Enunciado 1: Convierta en una tabla Markdown con las columnas «Fila» y «Línea» las líneas del listado, desde la que contiene "- loading-spinner-icon: [1028, 410, 1050, 432]" hasta la que contiene "- audio-label: Off: [691, 495, 710, 509]", ambas incluidas, y omita las líneas en blanco.

Texto citado:
_ _ _ _

Una de las mejores descripciones de la paranoia que conozco es el viejo cuento chino del campesino que había perdido el hacha. Mirando por encima de la cerca vio la cara sonriente de su vecino y se le ocurrió que ésa era la cara típica de un ladrón de hachas. Al rato, pasó la mujer del vecino, que iba a buscar agua. Tenía el aspecto de la típica esposa de un ladrón de hachas. ¿Y los hijos del vecino? Pequeños ladrones, que estaban aprendiendo a robar hachas...
Pero al otro día el campesino encontró el hacha y, desde ese momento, los vecinos recuperaron su cara de vecinos. En esa sensación, que todos hemos experimentado alguna vez, están en germen todas las manías, pánicos, locuras colectivas y cacerías de brujas. Pero en un mundo entrelazado por las telecomunicaciones, los rumores y sospechas pueden amplificarse hasta lo imprevisible. Se diría que los medios pueden actuar como catalizadores, acelerando y amplificando un fenómeno muy antiguo.

Esperando al menemovil
A veces el viejo mecanismo del rumor es suficiente para inducir el pánico. Basta recordar lo que ocurrió con los saqueos de 1989, que aceleraron la caída de Alfonsín. Solía decirse que fueron el efecto de la hiperinflación, pero no volvieron a repetirse en los dos años siguientes, cuando hubo picos inflacionarios parecidos.
Una mañana, en el pueblo del conurbano donde vivo corrió un rumor: una horda de desarrapados había saqueado la avenida principal, arrasando todo a su paso. Al mediodía, alguien que venía de otra localidad trajo la misma versión, pero con otra avenida por escenario. Cuando salí de casa, descubrí que la calle estaba intacta, pero junto a la vía del tren se veían fogones de gente que montaba guardia armada de palos y piedras para defenderse de las hordas salvajes. Al parecer, todos creían que los “bárbaros” venían “del fondo”, un lugar tan impreciso y movedizo como el horizonte. Lo mismo había ocurrido en las villas, donde la gente también esperó con miedo al enemigo que venía de otra villa.
Lo más sorprendente fue que a un amigo que llegó ese día de España, también le habían contado que una horda había saqueado la Avenida de Mayo. Por supuesto, no hubo mayores catástrofes ni en Buenos Aires, ni en los suburbios, ni más allá.

_ _ _ _

Enunciado 2: Según el texto sobre la paranoia y el rumor, ¿en qué año ocurrieron los saqueos que aceleraron la caída de Alfonsín?

_ _ _ _

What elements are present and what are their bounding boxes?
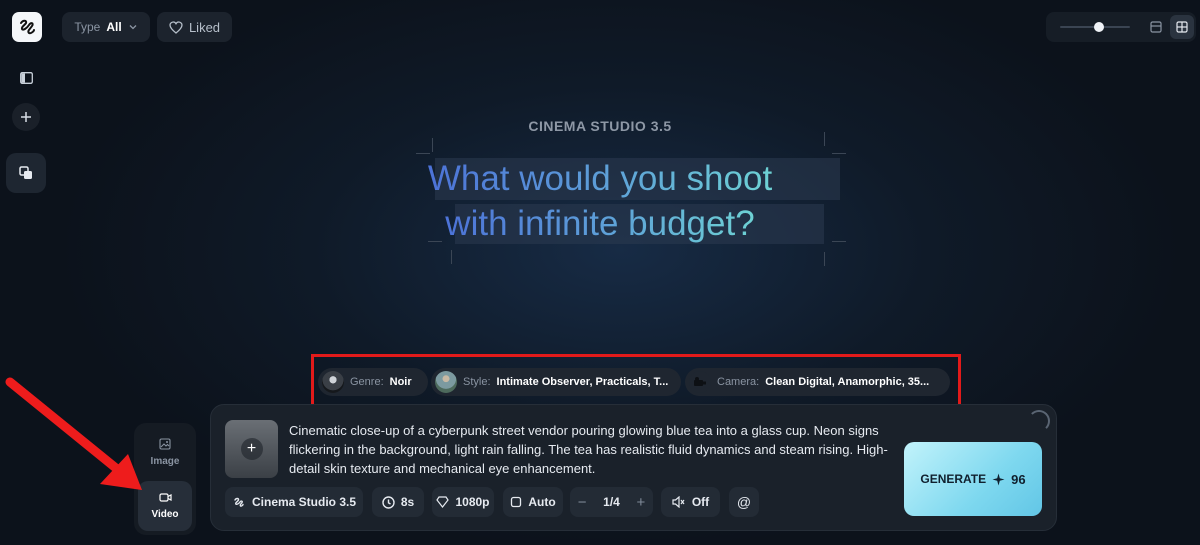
- loading-spinner-icon: [1028, 410, 1050, 432]
- aspect-ratio-icon: [511, 496, 522, 508]
- camera-icon: [694, 377, 706, 386]
- grid-icon: [1176, 21, 1188, 33]
- model-logo-icon: [234, 497, 244, 507]
- chip-genre[interactable]: Genre: Noir: [318, 368, 428, 396]
- batch-count-value: 1/4: [603, 495, 620, 509]
- layout-icon: [1150, 21, 1162, 33]
- headline-line-2: with infinite budget?: [0, 203, 1200, 245]
- model-selector[interactable]: Cinema Studio 3.5: [225, 487, 363, 517]
- add-media-button[interactable]: +: [225, 420, 278, 478]
- chip-style[interactable]: Style: Intimate Observer, Practicals, T.…: [431, 368, 681, 396]
- batch-count-stepper: − 1/4 +: [570, 487, 653, 517]
- audio-label: Off: [691, 495, 710, 509]
- clock-icon: [382, 495, 395, 509]
- duration-selector[interactable]: 8s: [372, 487, 424, 517]
- chip-genre-value: Noir: [389, 376, 412, 388]
- diamond-icon: [436, 496, 450, 508]
- heart-icon: [169, 20, 183, 34]
- resolution-label: 1080p: [455, 495, 490, 509]
- chevron-down-icon: [129, 25, 137, 30]
- camera-thumbnail: [689, 371, 711, 393]
- liked-filter-button[interactable]: Liked: [157, 12, 232, 42]
- chip-genre-key: Genre:: [350, 376, 384, 388]
- sidebar-icon: [19, 72, 33, 84]
- speaker-muted-icon: [672, 496, 685, 508]
- app-logo[interactable]: [12, 12, 42, 42]
- duration-label: 8s: [400, 495, 415, 509]
- resolution-selector[interactable]: 1080p: [432, 487, 494, 517]
- type-filter-value: All: [106, 20, 122, 34]
- generate-cost: 96: [1011, 471, 1026, 487]
- audio-toggle[interactable]: Off: [661, 487, 720, 517]
- generate-label: GENERATE: [920, 472, 987, 486]
- headline-line-1: What would you shoot: [0, 158, 1200, 200]
- sidebar-toggle-button[interactable]: [16, 68, 36, 88]
- model-label: Cinema Studio 3.5: [251, 495, 357, 509]
- zoom-slider-handle[interactable]: [1093, 22, 1104, 32]
- chip-camera-key: Camera:: [717, 376, 760, 388]
- mention-button[interactable]: @: [729, 487, 759, 517]
- mode-video-label: Video: [151, 509, 179, 520]
- batch-decrement-button[interactable]: −: [570, 494, 594, 511]
- batch-increment-button[interactable]: +: [629, 494, 653, 511]
- studio-eyebrow: CINEMA STUDIO 3.5: [528, 118, 672, 134]
- sparkle-icon: [992, 473, 1005, 485]
- view-controls: [1046, 12, 1196, 42]
- list-view-button[interactable]: [1146, 17, 1166, 37]
- style-thumbnail: [435, 371, 457, 393]
- generate-button[interactable]: GENERATE 96: [904, 442, 1042, 516]
- prompt-input[interactable]: Cinematic close-up of a cyberpunk street…: [289, 421, 894, 478]
- liked-label: Liked: [188, 19, 221, 35]
- chip-camera[interactable]: Camera: Clean Digital, Anamorphic, 35...: [685, 368, 950, 396]
- chip-style-value: Intimate Observer, Practicals, T...: [496, 376, 669, 388]
- chip-camera-value: Clean Digital, Anamorphic, 35...: [765, 376, 930, 388]
- type-filter-label: Type: [74, 20, 101, 34]
- aspect-ratio-selector[interactable]: Auto: [503, 487, 563, 517]
- logo-icon: [20, 19, 35, 35]
- plus-icon: +: [240, 438, 263, 460]
- type-filter-dropdown[interactable]: Type All: [62, 12, 150, 42]
- aspect-ratio-label: Auto: [528, 495, 556, 509]
- genre-thumbnail: [322, 371, 344, 393]
- chip-style-key: Style:: [463, 376, 491, 388]
- grid-view-button[interactable]: [1170, 15, 1194, 39]
- red-arrow-icon: [5, 377, 142, 490]
- at-sign-icon: @: [736, 494, 752, 510]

_ _ _ _

Respuesta correcta 1:
| Fila | Línea |
|---|---|
| 1 | - loading-spinner-icon: [1028, 410, 1050, 432] |
| 2 | - aspect-ratio-icon: [511, 496, 522, 508] |
| 3 | - camera-icon: [694, 377, 706, 386] |
| 4 | - grid-icon: [1176, 21, 1188, 33] |
| 5 | - model-logo-icon: [234, 497, 244, 507] |
| 6 | - chip-genre[interactable]: Genre: Noir: [318, 368, 428, 396] |
| 7 | - batch-count-value: 1/4: [603, 495, 620, 509] |
| 8 | - layout-icon: [1150, 21, 1162, 33] |
| 9 | - headline-line-2: with infinite budget?: [0, 203, 1200, 245] |
| 10 | - model-selector[interactable]: Cinema Studio 3.5: [225, 487, 363, 517] |
| 11 | - add-media-button[interactable]: +: [225, 420, 278, 478] |
| 12 | - chip-style[interactable]: Style: Intimate Observer, Practicals, T.…: [431, 368, 681, 396] |
| 13 | - batch-count-stepper: − 1/4 +: [570, 487, 653, 517] |
| 14 | - audio-label: Off: [691, 495, 710, 509] |

Respuesta correcta 2: En 1989.